→ AIM OF THE EXERCISE
Every line that holds "coordinate" should be shown.

Figure record listings
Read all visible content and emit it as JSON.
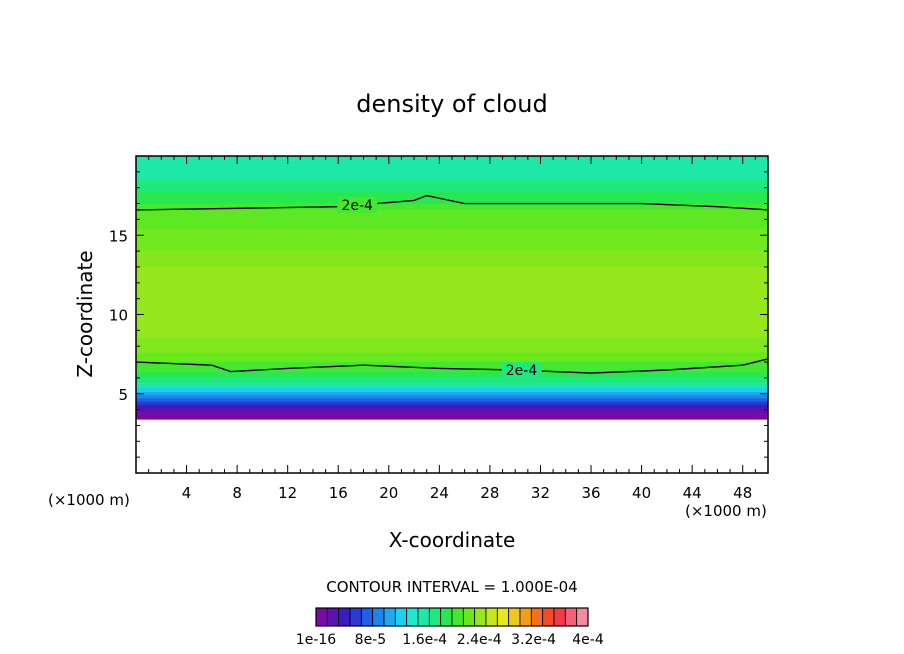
{
  "chart_data": {
    "type": "heatmap",
    "title": "density of cloud",
    "xlabel": "X-coordinate",
    "ylabel": "Z-coordinate",
    "x_unit": "(×1000 m)",
    "y_unit": "(×1000 m)",
    "xlim": [
      0,
      50
    ],
    "ylim": [
      0,
      20
    ],
    "x_ticks": [
      4,
      8,
      12,
      16,
      20,
      24,
      28,
      32,
      36,
      40,
      44,
      48
    ],
    "y_ticks": [
      5,
      10,
      15
    ],
    "contour_interval_text": "CONTOUR INTERVAL = 1.000E-04",
    "contour_lines": [
      {
        "label": "2e-4",
        "value": 0.0002,
        "label_x": 17.5,
        "z_at_x": [
          [
            0,
            16.6
          ],
          [
            8,
            16.7
          ],
          [
            16,
            16.8
          ],
          [
            22,
            17.2
          ],
          [
            23,
            17.5
          ],
          [
            26,
            17.0
          ],
          [
            32,
            17.0
          ],
          [
            40,
            17.0
          ],
          [
            46,
            16.8
          ],
          [
            50,
            16.6
          ]
        ]
      },
      {
        "label": "2e-4",
        "value": 0.0002,
        "label_x": 30.5,
        "z_at_x": [
          [
            0,
            7.0
          ],
          [
            6,
            6.8
          ],
          [
            7.5,
            6.4
          ],
          [
            12,
            6.6
          ],
          [
            18,
            6.8
          ],
          [
            24,
            6.6
          ],
          [
            30,
            6.5
          ],
          [
            36,
            6.3
          ],
          [
            42,
            6.5
          ],
          [
            48,
            6.8
          ],
          [
            50,
            7.2
          ]
        ]
      }
    ],
    "colorbar": {
      "min": 1e-16,
      "max": 0.0004,
      "tick_labels": [
        "1e-16",
        "8e-5",
        "1.6e-4",
        "2.4e-4",
        "3.2e-4",
        "4e-4"
      ],
      "colors": [
        "#7b0aa5",
        "#5c12b0",
        "#3a1cc0",
        "#2a3ad4",
        "#1f5ee6",
        "#1d84ee",
        "#1ea8f0",
        "#1fd0ee",
        "#1de8d0",
        "#1de8a8",
        "#1fe97e",
        "#28e852",
        "#44e82e",
        "#6ae81e",
        "#96e81c",
        "#c4e81c",
        "#e8e81c",
        "#f0c81c",
        "#f49c1c",
        "#f4701c",
        "#f44a28",
        "#f43a4a",
        "#f4607a",
        "#f48aa0"
      ]
    },
    "bands": [
      {
        "z_bottom": 18.5,
        "z_top": 20.0,
        "color": "#1de8a8"
      },
      {
        "z_bottom": 17.8,
        "z_top": 18.5,
        "color": "#1fe97e"
      },
      {
        "z_bottom": 17.0,
        "z_top": 17.8,
        "color": "#28e852"
      },
      {
        "z_bottom": 16.6,
        "z_top": 17.0,
        "color": "#44e82e"
      },
      {
        "z_bottom": 15.4,
        "z_top": 16.6,
        "color": "#5ee824"
      },
      {
        "z_bottom": 14.0,
        "z_top": 15.4,
        "color": "#72e81e"
      },
      {
        "z_bottom": 13.0,
        "z_top": 14.0,
        "color": "#86e81c"
      },
      {
        "z_bottom": 8.6,
        "z_top": 13.0,
        "color": "#96e81c"
      },
      {
        "z_bottom": 7.6,
        "z_top": 8.6,
        "color": "#80e81c"
      },
      {
        "z_bottom": 7.0,
        "z_top": 7.6,
        "color": "#6ae81e"
      },
      {
        "z_bottom": 6.4,
        "z_top": 7.0,
        "color": "#44e82e"
      },
      {
        "z_bottom": 6.0,
        "z_top": 6.4,
        "color": "#28e852"
      },
      {
        "z_bottom": 5.7,
        "z_top": 6.0,
        "color": "#1fe97e"
      },
      {
        "z_bottom": 5.4,
        "z_top": 5.7,
        "color": "#1de8a8"
      },
      {
        "z_bottom": 5.1,
        "z_top": 5.4,
        "color": "#1fd0ee"
      },
      {
        "z_bottom": 4.9,
        "z_top": 5.1,
        "color": "#1ea8f0"
      },
      {
        "z_bottom": 4.7,
        "z_top": 4.9,
        "color": "#1d84ee"
      },
      {
        "z_bottom": 4.5,
        "z_top": 4.7,
        "color": "#1f5ee6"
      },
      {
        "z_bottom": 4.3,
        "z_top": 4.5,
        "color": "#2a3ad4"
      },
      {
        "z_bottom": 4.1,
        "z_top": 4.3,
        "color": "#3a1cc0"
      },
      {
        "z_bottom": 3.8,
        "z_top": 4.1,
        "color": "#5c12b0"
      },
      {
        "z_bottom": 3.4,
        "z_top": 3.8,
        "color": "#7b0aa5"
      }
    ]
  }
}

→ THE RESPONSE
    "xlabel": "X-coordinate",
    "ylabel": "Z-coordinate",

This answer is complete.